Locate every line that holds the string "this" and copy it.

Start of Rows

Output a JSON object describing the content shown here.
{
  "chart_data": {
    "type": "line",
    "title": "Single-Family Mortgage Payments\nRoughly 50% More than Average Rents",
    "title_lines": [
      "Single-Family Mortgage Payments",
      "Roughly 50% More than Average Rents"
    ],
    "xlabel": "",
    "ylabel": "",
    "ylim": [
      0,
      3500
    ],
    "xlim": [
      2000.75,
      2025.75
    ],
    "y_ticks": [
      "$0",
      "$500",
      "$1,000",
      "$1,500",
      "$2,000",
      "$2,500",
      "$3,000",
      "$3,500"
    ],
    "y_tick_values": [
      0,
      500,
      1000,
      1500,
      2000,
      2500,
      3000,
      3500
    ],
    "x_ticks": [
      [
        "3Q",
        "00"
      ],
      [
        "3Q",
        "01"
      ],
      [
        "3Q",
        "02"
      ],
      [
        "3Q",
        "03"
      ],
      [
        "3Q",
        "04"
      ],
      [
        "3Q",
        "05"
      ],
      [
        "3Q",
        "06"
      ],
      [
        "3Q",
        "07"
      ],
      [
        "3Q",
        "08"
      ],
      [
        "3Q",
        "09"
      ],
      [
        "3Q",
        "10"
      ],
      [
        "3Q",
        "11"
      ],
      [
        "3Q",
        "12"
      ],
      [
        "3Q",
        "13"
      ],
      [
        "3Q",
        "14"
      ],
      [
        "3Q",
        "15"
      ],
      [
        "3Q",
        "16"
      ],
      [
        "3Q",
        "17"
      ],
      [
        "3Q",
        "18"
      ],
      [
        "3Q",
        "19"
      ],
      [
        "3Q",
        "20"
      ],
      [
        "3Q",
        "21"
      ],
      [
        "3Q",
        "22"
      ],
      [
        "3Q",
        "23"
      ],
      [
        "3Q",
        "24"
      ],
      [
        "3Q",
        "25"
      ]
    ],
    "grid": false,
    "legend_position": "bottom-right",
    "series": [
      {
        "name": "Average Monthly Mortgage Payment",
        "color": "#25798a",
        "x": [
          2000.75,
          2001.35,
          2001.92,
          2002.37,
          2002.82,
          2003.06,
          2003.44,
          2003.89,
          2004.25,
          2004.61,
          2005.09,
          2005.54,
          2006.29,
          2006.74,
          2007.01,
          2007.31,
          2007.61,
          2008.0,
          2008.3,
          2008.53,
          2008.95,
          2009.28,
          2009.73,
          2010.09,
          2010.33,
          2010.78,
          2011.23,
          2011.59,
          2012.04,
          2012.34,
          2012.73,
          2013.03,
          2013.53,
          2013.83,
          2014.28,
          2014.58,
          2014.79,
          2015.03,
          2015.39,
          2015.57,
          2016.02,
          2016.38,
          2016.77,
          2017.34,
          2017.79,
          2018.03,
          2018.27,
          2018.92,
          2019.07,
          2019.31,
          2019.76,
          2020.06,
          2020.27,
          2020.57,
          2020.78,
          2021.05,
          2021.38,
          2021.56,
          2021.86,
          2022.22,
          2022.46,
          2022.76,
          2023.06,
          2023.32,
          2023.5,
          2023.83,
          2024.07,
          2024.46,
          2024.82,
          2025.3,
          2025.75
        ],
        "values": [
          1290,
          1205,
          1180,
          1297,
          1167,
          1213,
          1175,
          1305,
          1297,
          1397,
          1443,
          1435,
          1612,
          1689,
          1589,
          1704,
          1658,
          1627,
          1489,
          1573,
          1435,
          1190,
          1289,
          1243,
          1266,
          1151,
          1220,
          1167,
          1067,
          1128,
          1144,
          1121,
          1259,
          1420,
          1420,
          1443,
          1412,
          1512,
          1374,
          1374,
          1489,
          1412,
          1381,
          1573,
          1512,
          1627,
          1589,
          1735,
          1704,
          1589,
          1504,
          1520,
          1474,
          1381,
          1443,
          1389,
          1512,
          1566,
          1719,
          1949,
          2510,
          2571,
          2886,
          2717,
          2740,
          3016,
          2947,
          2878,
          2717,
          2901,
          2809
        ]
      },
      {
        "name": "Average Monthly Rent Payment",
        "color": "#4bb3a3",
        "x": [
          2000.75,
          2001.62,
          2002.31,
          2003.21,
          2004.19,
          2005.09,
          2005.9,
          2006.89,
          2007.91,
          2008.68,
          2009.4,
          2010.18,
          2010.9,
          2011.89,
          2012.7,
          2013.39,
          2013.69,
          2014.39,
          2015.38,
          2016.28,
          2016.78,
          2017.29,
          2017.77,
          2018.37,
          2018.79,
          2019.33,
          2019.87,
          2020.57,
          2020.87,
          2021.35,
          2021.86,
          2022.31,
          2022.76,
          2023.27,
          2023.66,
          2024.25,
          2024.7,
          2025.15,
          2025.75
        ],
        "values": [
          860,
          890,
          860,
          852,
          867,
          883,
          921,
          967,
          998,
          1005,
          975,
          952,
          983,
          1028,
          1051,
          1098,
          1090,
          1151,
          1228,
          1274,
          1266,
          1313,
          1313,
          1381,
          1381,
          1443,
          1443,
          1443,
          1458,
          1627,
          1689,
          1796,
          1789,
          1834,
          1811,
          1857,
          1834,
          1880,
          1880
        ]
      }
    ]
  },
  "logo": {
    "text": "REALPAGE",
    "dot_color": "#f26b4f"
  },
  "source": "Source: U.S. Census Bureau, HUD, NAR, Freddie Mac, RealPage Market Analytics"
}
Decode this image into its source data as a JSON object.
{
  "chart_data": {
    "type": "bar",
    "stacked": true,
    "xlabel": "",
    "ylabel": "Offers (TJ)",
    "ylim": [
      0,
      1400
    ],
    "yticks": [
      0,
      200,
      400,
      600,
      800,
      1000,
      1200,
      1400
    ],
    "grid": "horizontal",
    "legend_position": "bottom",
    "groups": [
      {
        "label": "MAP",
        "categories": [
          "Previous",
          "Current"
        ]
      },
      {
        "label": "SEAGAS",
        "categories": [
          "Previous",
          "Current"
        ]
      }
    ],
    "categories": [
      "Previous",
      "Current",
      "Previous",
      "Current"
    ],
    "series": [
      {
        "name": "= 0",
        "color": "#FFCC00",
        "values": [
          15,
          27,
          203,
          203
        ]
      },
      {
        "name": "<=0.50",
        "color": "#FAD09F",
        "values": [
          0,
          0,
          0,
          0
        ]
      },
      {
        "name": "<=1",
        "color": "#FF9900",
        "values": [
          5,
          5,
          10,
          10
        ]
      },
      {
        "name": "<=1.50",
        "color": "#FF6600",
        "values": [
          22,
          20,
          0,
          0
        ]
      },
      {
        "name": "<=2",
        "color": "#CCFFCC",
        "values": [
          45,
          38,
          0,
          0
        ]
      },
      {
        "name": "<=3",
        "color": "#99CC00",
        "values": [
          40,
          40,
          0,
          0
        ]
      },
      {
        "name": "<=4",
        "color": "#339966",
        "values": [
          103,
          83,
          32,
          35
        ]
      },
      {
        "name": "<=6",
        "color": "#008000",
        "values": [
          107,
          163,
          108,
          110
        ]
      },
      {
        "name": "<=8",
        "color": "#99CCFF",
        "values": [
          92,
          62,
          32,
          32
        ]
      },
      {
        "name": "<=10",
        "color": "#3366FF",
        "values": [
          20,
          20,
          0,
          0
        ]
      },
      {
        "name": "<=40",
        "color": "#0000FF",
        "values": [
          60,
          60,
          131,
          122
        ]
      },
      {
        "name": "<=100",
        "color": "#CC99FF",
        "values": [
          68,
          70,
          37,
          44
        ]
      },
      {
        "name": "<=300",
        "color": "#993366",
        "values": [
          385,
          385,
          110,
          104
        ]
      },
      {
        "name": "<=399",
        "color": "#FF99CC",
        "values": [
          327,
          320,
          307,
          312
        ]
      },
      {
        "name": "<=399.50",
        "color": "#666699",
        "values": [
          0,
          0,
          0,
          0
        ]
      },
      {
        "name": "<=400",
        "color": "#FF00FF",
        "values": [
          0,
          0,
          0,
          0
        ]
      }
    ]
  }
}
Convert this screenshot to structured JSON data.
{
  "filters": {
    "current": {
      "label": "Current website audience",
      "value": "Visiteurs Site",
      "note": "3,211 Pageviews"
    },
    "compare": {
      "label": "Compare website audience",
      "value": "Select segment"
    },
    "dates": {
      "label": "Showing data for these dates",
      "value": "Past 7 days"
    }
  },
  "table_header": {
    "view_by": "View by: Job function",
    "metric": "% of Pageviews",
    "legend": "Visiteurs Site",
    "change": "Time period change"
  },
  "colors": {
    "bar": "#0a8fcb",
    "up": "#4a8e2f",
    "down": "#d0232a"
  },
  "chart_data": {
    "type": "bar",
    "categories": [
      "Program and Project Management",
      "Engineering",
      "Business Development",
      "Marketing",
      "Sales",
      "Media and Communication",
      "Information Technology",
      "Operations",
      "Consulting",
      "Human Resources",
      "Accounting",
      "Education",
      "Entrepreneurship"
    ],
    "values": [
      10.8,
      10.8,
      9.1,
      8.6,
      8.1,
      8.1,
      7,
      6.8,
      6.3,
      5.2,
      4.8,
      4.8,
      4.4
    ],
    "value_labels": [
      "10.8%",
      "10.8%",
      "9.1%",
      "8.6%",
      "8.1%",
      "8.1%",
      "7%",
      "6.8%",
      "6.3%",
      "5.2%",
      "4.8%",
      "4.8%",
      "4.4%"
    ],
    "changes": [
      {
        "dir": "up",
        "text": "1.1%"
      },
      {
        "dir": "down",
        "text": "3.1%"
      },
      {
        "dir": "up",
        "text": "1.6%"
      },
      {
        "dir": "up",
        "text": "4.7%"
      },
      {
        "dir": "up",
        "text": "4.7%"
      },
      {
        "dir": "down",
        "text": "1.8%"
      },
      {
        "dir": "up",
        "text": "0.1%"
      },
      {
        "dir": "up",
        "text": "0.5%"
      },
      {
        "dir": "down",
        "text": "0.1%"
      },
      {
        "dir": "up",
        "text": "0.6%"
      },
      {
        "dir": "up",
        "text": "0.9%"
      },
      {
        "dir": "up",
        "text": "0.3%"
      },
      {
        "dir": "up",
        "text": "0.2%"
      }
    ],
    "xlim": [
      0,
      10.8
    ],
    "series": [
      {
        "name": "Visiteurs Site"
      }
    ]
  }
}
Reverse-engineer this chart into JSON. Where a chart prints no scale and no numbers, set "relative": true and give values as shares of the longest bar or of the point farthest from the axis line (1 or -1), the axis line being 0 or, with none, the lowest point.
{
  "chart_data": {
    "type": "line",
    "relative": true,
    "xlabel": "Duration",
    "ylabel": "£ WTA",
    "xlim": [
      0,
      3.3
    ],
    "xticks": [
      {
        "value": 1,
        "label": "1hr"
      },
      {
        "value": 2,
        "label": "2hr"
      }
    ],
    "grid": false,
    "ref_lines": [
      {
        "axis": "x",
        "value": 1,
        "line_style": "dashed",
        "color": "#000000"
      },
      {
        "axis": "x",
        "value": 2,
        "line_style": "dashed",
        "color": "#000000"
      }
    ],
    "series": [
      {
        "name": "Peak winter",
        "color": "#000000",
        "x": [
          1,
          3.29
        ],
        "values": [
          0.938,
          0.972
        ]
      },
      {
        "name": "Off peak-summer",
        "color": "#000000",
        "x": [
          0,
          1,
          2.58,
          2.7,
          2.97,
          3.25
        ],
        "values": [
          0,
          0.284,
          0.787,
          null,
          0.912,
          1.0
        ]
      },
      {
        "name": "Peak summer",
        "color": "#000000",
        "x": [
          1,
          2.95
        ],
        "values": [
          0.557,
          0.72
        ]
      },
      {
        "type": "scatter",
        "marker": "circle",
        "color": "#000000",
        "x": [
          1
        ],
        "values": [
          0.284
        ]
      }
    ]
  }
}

End of Rows

Written answer:
Decode this image into its source data as a JSON object.
Convert this screenshot to structured JSON data.
Reverse-engineer this chart into JSON. Where a chart prints no scale and no numbers, set "relative": true and give values as shares of the longest bar or of the point farthest from the axis line (1 or -1), the axis line being 0 or, with none, the lowest point.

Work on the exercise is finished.